Your task is to give the number of lines in the listing that include "title", and nothing else.

### Supplied material

........

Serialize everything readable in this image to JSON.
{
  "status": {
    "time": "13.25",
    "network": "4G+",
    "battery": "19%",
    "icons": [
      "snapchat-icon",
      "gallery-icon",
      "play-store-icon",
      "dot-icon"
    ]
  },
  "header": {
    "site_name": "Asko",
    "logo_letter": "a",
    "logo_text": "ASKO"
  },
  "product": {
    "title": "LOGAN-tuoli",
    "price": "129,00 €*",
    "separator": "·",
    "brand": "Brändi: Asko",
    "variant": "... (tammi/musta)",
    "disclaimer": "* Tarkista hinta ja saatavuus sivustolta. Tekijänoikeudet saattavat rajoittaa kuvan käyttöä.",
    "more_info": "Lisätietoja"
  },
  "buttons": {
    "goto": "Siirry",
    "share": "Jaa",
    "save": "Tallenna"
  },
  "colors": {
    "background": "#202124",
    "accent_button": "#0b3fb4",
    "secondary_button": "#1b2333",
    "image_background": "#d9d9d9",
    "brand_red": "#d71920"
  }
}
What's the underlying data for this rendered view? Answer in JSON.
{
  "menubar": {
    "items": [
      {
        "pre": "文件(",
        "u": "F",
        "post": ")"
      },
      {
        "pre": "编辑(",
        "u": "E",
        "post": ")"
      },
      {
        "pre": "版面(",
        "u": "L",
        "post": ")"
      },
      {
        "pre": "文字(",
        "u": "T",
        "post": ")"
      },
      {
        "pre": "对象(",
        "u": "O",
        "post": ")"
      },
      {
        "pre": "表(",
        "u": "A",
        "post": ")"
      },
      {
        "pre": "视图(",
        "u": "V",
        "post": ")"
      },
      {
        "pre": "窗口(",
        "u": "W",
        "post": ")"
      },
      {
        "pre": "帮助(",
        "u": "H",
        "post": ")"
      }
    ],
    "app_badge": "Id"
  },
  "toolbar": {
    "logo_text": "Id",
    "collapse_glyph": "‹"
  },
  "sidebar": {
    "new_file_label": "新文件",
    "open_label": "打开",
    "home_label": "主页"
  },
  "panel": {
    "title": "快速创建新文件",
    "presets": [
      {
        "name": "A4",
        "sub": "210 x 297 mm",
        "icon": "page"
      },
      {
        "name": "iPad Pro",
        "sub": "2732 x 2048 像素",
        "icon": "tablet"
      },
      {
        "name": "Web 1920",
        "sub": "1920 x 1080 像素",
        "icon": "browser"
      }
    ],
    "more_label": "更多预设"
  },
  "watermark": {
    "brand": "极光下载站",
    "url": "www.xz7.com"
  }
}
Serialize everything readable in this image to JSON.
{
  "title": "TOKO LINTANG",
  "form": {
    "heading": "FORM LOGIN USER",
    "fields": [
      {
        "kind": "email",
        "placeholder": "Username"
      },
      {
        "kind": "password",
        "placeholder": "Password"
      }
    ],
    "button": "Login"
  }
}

........

### Expected answer
3